WHAT IS NEEDED → Rewrite all of the entries below as a JSON list of strings with one string per line, skipping blank lines. Leave the pictures out.

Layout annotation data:
──────────

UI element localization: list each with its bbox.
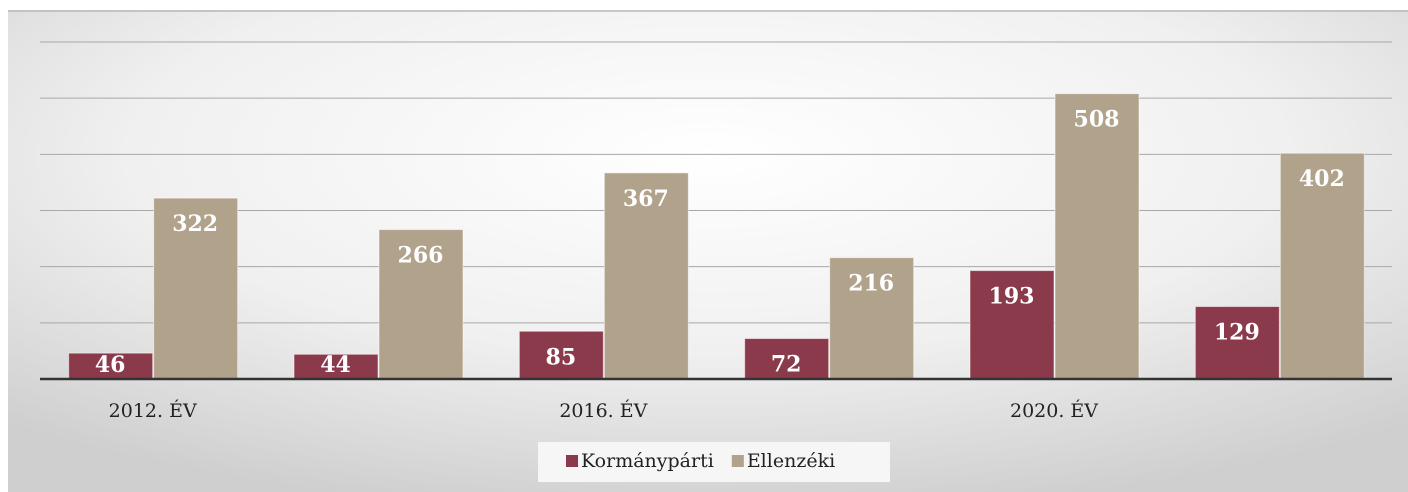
data-label: 216 [848,271,894,297]
data-label: 129 [1214,320,1260,346]
legend-label: Ellenzéki [747,450,835,472]
legend-swatch [731,455,744,467]
bar [153,197,239,380]
legend-label: Kormánypárti [581,450,714,472]
data-label: 46 [95,352,126,378]
legend-box [538,442,890,482]
chart-background [8,10,1408,492]
data-label: 266 [398,243,444,269]
bar [518,330,604,380]
bar [293,353,379,380]
legend-swatch [566,455,578,467]
bar [603,172,689,380]
x-tick-label: 2016. ÉV [559,399,647,422]
data-label: 322 [172,211,218,237]
bar [1279,152,1365,380]
data-label: 72 [771,352,802,378]
data-label: 508 [1074,107,1120,133]
bar [1054,93,1140,380]
bar [969,270,1055,380]
data-label: 402 [1299,166,1345,192]
bar [829,257,915,380]
data-label: 193 [989,284,1035,310]
x-tick-label: 2012. ÉV [109,399,197,422]
data-label: 85 [546,344,577,370]
data-label: 44 [320,352,351,378]
x-tick-label: 2020. ÉV [1010,399,1098,422]
bar [68,352,154,380]
bar [744,338,830,380]
data-label: 367 [623,186,669,212]
bar [378,229,464,380]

──────────

FINISHED ANSWER →
[
  "UI element localization: list each with its bbox.",
  "data-label: 216 [848,271,894,297]",
  "data-label: 129 [1214,320,1260,346]",
  "legend-label: Ellenzéki [747,450,835,472]",
  "legend-swatch [731,455,744,467]",
  "bar [153,197,239,380]",
  "legend-label: Kormánypárti [581,450,714,472]",
  "data-label: 46 [95,352,126,378]",
  "legend-box [538,442,890,482]",
  "chart-background [8,10,1408,492]",
  "data-label: 266 [398,243,444,269]",
  "bar [518,330,604,380]",
  "bar [293,353,379,380]",
  "legend-swatch [566,455,578,467]",
  "bar [603,172,689,380]",
  "x-tick-label: 2016. ÉV [559,399,647,422]",
  "data-label: 322 [172,211,218,237]",
  "bar [1279,152,1365,380]",
  "data-label: 72 [771,352,802,378]",
  "data-label: 508 [1074,107,1120,133]",
  "bar [1054,93,1140,380]",
  "bar [969,270,1055,380]",
  "data-label: 402 [1299,166,1345,192]",
  "bar [829,257,915,380]",
  "data-label: 193 [989,284,1035,310]",
  "x-tick-label: 2012. ÉV [109,399,197,422]",
  "data-label: 85 [546,344,577,370]",
  "data-label: 44 [320,352,351,378]",
  "x-tick-label: 2020. ÉV [1010,399,1098,422]",
  "bar [68,352,154,380]",
  "bar [744,338,830,380]",
  "data-label: 367 [623,186,669,212]",
  "bar [378,229,464,380]"
]